● **Given problem**: Print the entries that appear below, exactly as written and without their pictures.

● **Exercise material**:
----

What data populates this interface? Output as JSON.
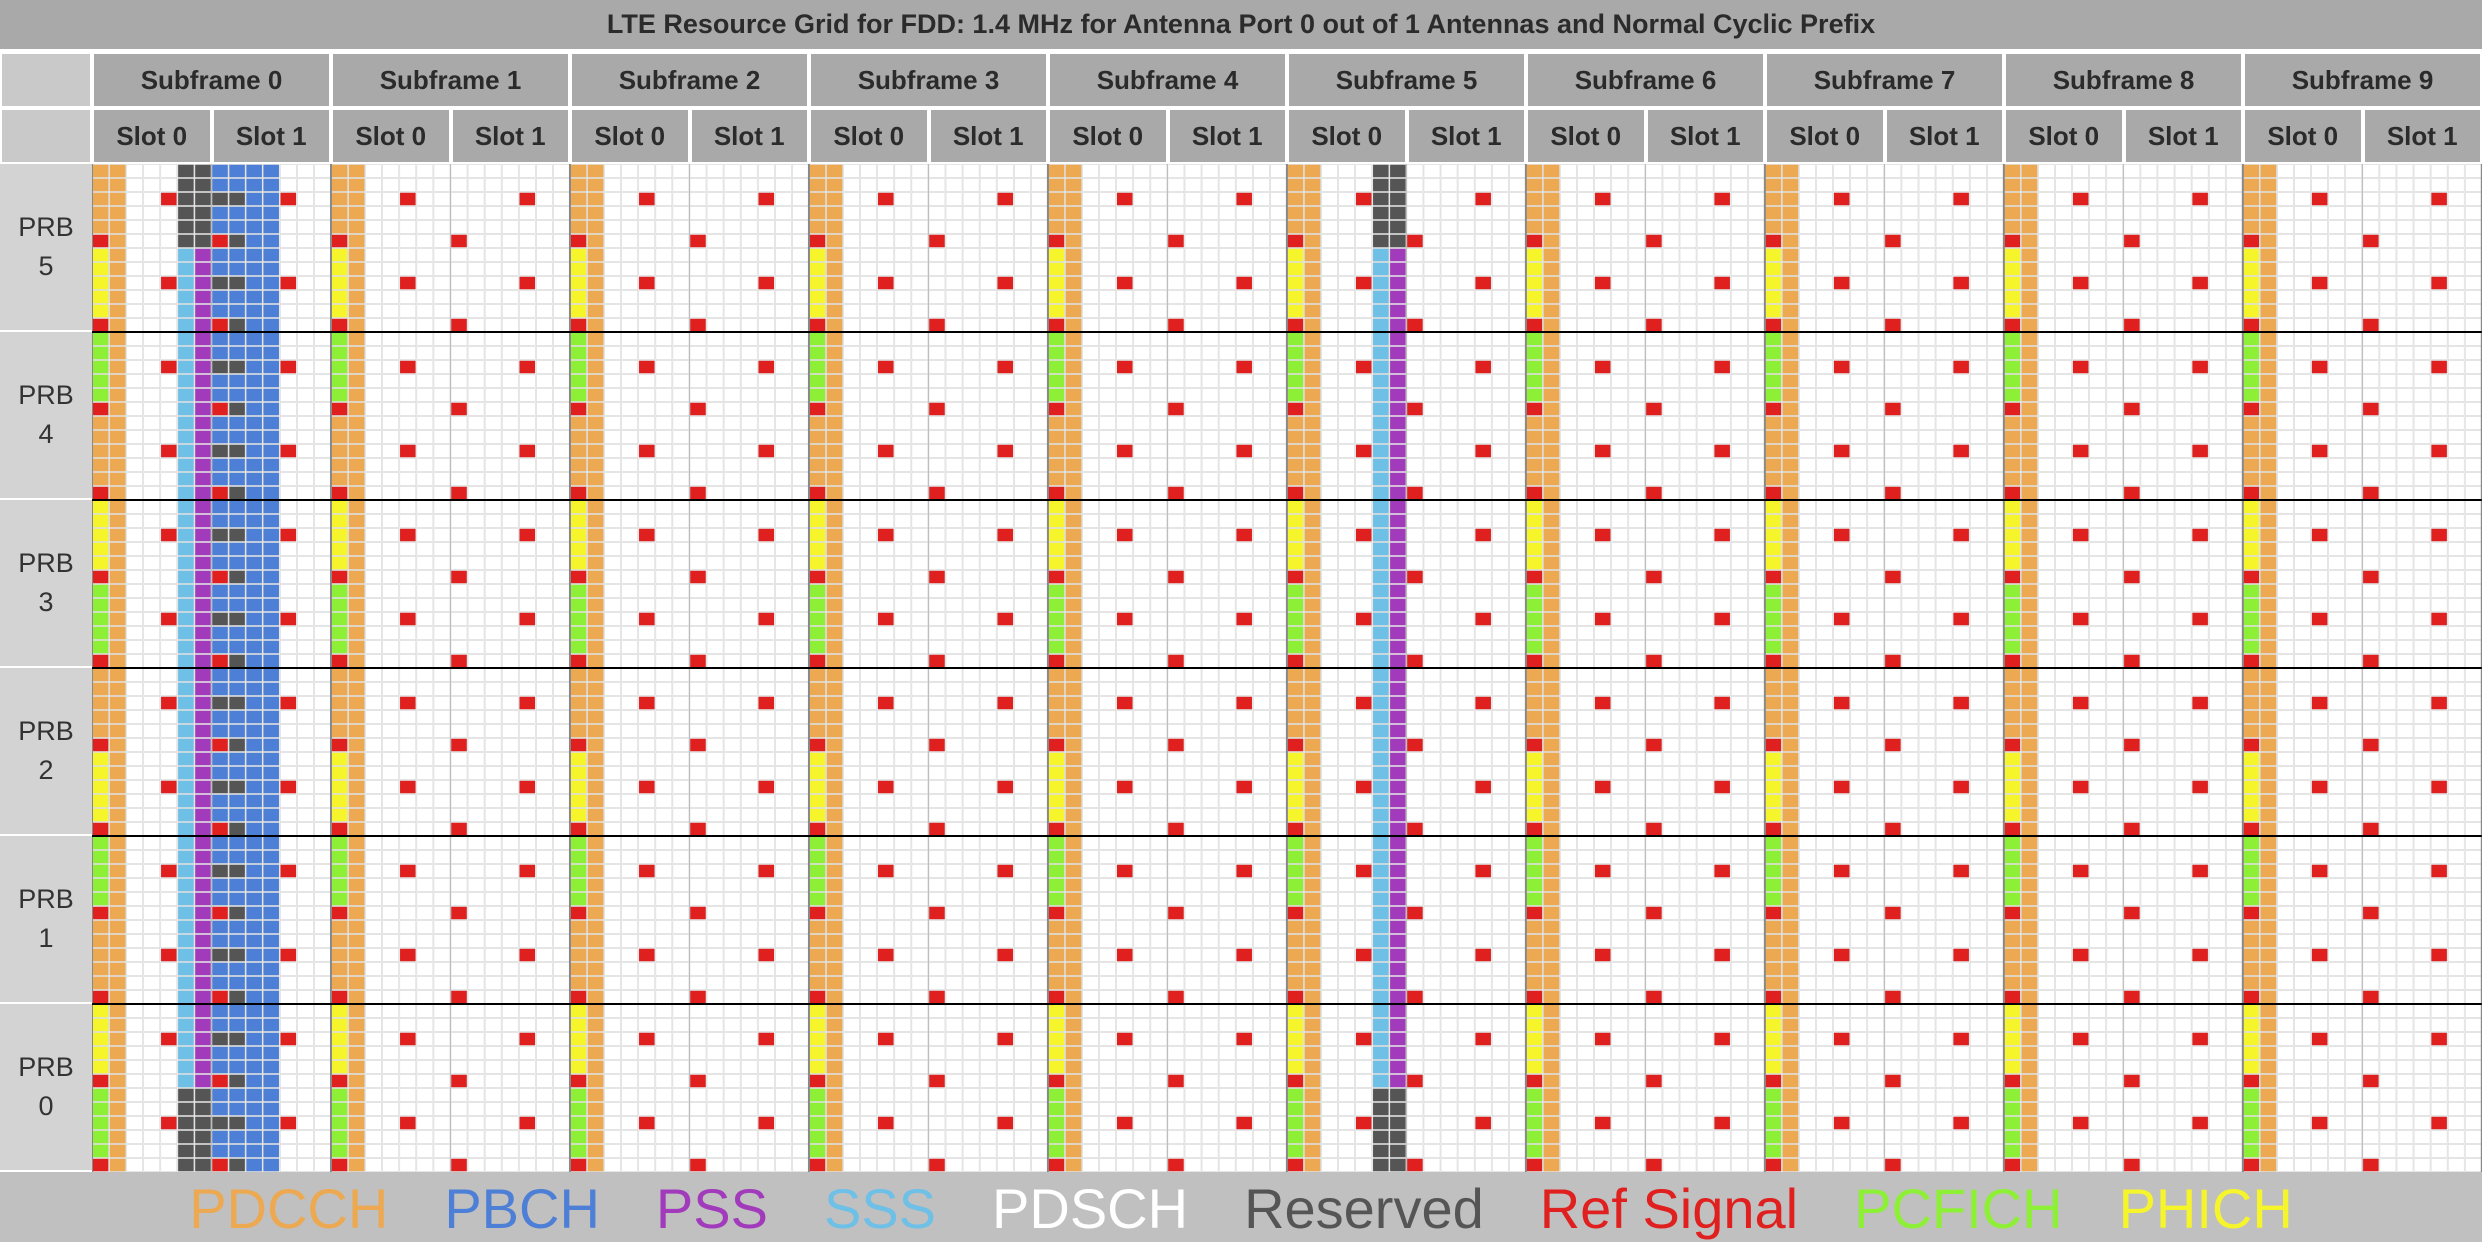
{
  "title": "LTE Resource Grid for FDD: 1.4 MHz for Antenna Port 0 out of 1 Antennas and Normal Cyclic Prefix",
  "subframes": [
    "Subframe 0",
    "Subframe 1",
    "Subframe 2",
    "Subframe 3",
    "Subframe 4",
    "Subframe 5",
    "Subframe 6",
    "Subframe 7",
    "Subframe 8",
    "Subframe 9"
  ],
  "slots": [
    "Slot 0",
    "Slot 1"
  ],
  "prbs": [
    {
      "label": "PRB",
      "num": "5"
    },
    {
      "label": "PRB",
      "num": "4"
    },
    {
      "label": "PRB",
      "num": "3"
    },
    {
      "label": "PRB",
      "num": "2"
    },
    {
      "label": "PRB",
      "num": "1"
    },
    {
      "label": "PRB",
      "num": "0"
    }
  ],
  "legend": [
    {
      "label": "PDCCH",
      "color": "#eca951"
    },
    {
      "label": "PBCH",
      "color": "#4d7fd6"
    },
    {
      "label": "PSS",
      "color": "#a23bbb"
    },
    {
      "label": "SSS",
      "color": "#6ec0e6"
    },
    {
      "label": "PDSCH",
      "color": "#ffffff"
    },
    {
      "label": "Reserved",
      "color": "#555555"
    },
    {
      "label": "Ref Signal",
      "color": "#e01f1f"
    },
    {
      "label": "PCFICH",
      "color": "#8ef036"
    },
    {
      "label": "PHICH",
      "color": "#f6f52c"
    }
  ],
  "grid_config": {
    "subframes": 10,
    "symbols_per_slot": 7,
    "subcarriers_per_prb": 12,
    "num_prb": 6,
    "pdcch_symbols": 2,
    "antenna_ports": 1
  }
}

----

● **Task result**:
What data populates this interface? Output as JSON.
{
  "title": "LTE Resource Grid for FDD: 1.4 MHz for Antenna Port 0 out of 1 Antennas and Normal Cyclic Prefix",
  "subframes": [
    "Subframe 0",
    "Subframe 1",
    "Subframe 2",
    "Subframe 3",
    "Subframe 4",
    "Subframe 5",
    "Subframe 6",
    "Subframe 7",
    "Subframe 8",
    "Subframe 9"
  ],
  "slots": [
    "Slot 0",
    "Slot 1"
  ],
  "prbs": [
    {
      "label": "PRB",
      "num": "5"
    },
    {
      "label": "PRB",
      "num": "4"
    },
    {
      "label": "PRB",
      "num": "3"
    },
    {
      "label": "PRB",
      "num": "2"
    },
    {
      "label": "PRB",
      "num": "1"
    },
    {
      "label": "PRB",
      "num": "0"
    }
  ],
  "legend": [
    {
      "label": "PDCCH",
      "color": "#eca951"
    },
    {
      "label": "PBCH",
      "color": "#4d7fd6"
    },
    {
      "label": "PSS",
      "color": "#a23bbb"
    },
    {
      "label": "SSS",
      "color": "#6ec0e6"
    },
    {
      "label": "PDSCH",
      "color": "#ffffff"
    },
    {
      "label": "Reserved",
      "color": "#555555"
    },
    {
      "label": "Ref Signal",
      "color": "#e01f1f"
    },
    {
      "label": "PCFICH",
      "color": "#8ef036"
    },
    {
      "label": "PHICH",
      "color": "#f6f52c"
    }
  ],
  "grid_config": {
    "subframes": 10,
    "symbols_per_slot": 7,
    "subcarriers_per_prb": 12,
    "num_prb": 6,
    "pdcch_symbols": 2,
    "antenna_ports": 1
  }
}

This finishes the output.